Source data
++++++++++++++++++++

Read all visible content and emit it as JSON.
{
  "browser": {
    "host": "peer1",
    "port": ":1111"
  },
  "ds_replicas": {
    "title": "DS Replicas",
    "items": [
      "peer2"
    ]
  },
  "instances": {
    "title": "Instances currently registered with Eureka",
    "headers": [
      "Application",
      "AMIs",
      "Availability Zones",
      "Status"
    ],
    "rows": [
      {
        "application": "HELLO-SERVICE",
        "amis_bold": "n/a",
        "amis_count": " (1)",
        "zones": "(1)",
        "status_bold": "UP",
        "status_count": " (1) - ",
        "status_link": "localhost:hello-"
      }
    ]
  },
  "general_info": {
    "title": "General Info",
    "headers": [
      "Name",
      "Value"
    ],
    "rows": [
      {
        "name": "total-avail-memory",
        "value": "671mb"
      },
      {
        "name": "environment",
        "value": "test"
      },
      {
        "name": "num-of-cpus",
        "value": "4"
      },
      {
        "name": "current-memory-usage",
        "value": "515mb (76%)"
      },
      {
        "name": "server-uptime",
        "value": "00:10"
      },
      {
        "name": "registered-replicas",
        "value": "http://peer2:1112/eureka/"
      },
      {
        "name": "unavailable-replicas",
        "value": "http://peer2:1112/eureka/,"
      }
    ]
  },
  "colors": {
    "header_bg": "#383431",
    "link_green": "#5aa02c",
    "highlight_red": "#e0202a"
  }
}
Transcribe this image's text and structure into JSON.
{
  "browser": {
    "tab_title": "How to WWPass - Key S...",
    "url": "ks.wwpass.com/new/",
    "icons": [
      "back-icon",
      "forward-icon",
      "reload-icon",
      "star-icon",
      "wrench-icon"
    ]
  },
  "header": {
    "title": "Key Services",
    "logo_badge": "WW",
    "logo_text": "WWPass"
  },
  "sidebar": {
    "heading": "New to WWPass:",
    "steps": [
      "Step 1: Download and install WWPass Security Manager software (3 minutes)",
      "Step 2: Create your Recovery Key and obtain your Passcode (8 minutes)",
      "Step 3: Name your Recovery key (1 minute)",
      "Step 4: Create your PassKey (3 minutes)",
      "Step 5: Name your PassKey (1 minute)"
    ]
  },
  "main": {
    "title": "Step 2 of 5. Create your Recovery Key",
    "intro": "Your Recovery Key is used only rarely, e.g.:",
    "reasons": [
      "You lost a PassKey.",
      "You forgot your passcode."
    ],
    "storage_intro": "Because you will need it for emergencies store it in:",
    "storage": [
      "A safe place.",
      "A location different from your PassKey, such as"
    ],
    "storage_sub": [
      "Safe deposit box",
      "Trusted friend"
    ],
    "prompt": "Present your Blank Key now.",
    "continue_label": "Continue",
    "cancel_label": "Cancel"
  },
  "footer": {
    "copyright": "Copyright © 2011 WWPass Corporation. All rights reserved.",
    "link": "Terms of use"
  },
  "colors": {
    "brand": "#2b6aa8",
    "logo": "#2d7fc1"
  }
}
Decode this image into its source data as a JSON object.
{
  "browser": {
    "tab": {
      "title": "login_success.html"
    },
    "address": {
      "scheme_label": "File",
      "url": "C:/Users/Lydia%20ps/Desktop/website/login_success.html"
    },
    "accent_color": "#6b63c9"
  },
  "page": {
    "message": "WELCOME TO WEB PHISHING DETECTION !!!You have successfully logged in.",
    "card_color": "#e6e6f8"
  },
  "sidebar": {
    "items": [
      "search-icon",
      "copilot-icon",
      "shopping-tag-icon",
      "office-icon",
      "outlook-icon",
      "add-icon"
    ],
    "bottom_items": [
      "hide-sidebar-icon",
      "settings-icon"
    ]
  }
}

++++++++++++++++++++

◆ **THE EXERCISE**
For the listing above, identify each line bearing "Recovery".

◆ **REPLY TO THE EXERCISE**
      "Step 2: Create your Recovery Key and obtain your Passcode (8 minutes)",
      "Step 3: Name your Recovery key (1 minute)",
    "title": "Step 2 of 5. Create your Recovery Key",
    "intro": "Your Recovery Key is used only rarely, e.g.:",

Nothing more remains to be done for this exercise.